— BEGIN —

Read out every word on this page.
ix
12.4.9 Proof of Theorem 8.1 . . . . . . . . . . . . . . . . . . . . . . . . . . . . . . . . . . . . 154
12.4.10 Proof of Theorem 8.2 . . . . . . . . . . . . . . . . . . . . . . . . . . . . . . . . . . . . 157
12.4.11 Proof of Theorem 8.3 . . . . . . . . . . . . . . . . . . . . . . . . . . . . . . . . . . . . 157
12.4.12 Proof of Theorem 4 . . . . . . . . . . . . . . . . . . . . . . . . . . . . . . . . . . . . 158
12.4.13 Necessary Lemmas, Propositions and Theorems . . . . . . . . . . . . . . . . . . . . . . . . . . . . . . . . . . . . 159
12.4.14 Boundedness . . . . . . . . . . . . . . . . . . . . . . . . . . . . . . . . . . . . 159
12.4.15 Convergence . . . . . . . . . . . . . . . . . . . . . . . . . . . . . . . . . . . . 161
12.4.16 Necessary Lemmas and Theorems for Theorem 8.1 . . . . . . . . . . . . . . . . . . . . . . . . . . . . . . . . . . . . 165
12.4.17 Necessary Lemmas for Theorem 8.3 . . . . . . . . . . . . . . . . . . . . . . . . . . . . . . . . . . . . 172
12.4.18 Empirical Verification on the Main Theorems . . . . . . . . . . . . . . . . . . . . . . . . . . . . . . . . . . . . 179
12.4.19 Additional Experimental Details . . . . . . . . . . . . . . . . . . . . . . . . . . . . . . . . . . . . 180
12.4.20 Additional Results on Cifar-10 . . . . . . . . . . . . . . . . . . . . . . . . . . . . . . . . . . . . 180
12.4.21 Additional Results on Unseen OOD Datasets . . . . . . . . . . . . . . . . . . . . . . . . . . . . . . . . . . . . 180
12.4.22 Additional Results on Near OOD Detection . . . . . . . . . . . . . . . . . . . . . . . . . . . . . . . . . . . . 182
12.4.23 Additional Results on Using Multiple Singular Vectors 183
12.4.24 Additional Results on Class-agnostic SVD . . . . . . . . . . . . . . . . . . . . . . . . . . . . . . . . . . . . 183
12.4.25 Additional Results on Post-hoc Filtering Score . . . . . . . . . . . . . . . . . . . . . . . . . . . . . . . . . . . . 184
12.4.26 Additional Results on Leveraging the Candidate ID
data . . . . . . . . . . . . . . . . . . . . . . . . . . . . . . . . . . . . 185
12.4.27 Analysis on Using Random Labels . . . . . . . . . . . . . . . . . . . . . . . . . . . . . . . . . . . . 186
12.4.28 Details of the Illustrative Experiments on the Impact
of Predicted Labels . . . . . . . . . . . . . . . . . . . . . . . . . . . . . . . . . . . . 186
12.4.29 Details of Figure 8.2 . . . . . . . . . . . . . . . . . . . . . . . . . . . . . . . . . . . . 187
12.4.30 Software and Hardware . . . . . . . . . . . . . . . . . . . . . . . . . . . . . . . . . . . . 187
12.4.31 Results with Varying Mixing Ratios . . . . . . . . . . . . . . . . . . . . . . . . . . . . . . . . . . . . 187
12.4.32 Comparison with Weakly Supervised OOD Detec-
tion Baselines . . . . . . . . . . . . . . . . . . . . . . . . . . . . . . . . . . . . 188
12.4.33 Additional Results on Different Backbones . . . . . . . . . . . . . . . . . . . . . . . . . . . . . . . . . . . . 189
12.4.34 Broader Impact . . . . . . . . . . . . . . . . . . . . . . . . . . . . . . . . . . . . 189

— END —

DESCRIPTION OF THE TASK: Only lines with the word "Impact" should be collected from the material.

ANSWER TO THIS EXERCISE:
12.4.28 Details of the Illustrative Experiments on the Impact
12.4.34 Broader Impact . . . . . . . . . . . . . . . . . . . . . . . . . . . . . . . . . . . . 189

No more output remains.